Exercise details - Where a line in the listing below contains the word "JSON", copy that line.

Input -

■ ■ ■ ■ ■

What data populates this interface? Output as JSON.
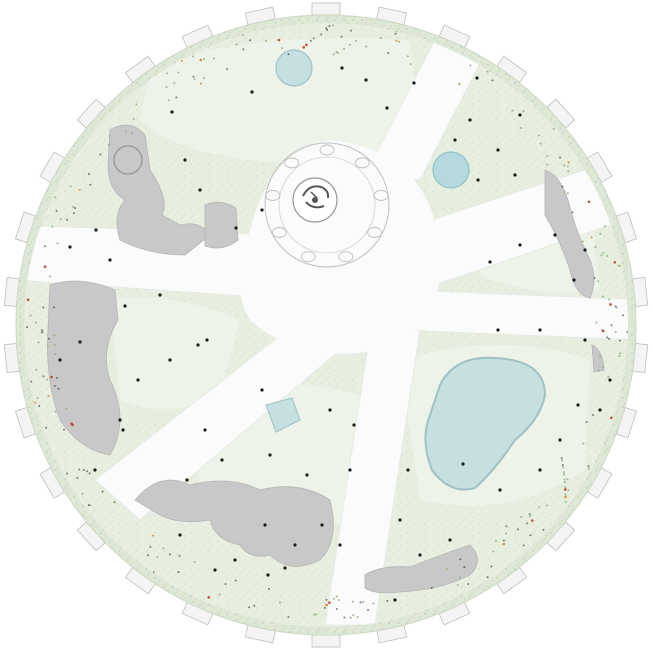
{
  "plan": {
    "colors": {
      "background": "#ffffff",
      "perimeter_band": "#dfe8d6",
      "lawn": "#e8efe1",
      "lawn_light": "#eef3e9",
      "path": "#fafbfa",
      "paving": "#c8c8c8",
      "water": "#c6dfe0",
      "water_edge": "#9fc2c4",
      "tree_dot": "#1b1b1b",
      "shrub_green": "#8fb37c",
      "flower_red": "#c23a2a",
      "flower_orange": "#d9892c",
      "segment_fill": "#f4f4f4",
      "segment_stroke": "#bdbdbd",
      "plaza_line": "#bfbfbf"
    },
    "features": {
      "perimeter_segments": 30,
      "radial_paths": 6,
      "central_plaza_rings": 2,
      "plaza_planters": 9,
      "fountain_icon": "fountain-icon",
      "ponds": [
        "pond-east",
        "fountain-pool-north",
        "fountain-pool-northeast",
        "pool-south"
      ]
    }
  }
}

■ ■ ■ ■ ■

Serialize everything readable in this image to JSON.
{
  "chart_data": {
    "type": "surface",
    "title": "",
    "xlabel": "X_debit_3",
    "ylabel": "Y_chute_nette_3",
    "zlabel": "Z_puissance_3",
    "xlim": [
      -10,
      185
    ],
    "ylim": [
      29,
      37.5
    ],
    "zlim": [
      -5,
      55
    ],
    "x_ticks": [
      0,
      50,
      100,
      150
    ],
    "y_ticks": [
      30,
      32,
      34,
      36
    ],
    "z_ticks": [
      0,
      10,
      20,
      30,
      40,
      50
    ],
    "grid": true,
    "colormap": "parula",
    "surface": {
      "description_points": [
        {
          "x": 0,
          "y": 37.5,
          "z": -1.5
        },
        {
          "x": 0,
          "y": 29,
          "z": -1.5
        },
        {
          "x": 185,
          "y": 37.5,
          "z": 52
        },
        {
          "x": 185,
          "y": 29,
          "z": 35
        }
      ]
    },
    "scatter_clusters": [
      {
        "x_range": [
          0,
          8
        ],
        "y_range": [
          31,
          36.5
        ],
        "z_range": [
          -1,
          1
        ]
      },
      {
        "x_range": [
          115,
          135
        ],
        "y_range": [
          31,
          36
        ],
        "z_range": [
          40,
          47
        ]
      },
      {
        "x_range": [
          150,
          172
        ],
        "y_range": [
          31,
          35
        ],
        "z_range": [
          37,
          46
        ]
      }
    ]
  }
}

■ ■ ■ ■ ■

Reply -
What data populates this interface? Output as JSON.
Serialize everything readable in this image to JSON.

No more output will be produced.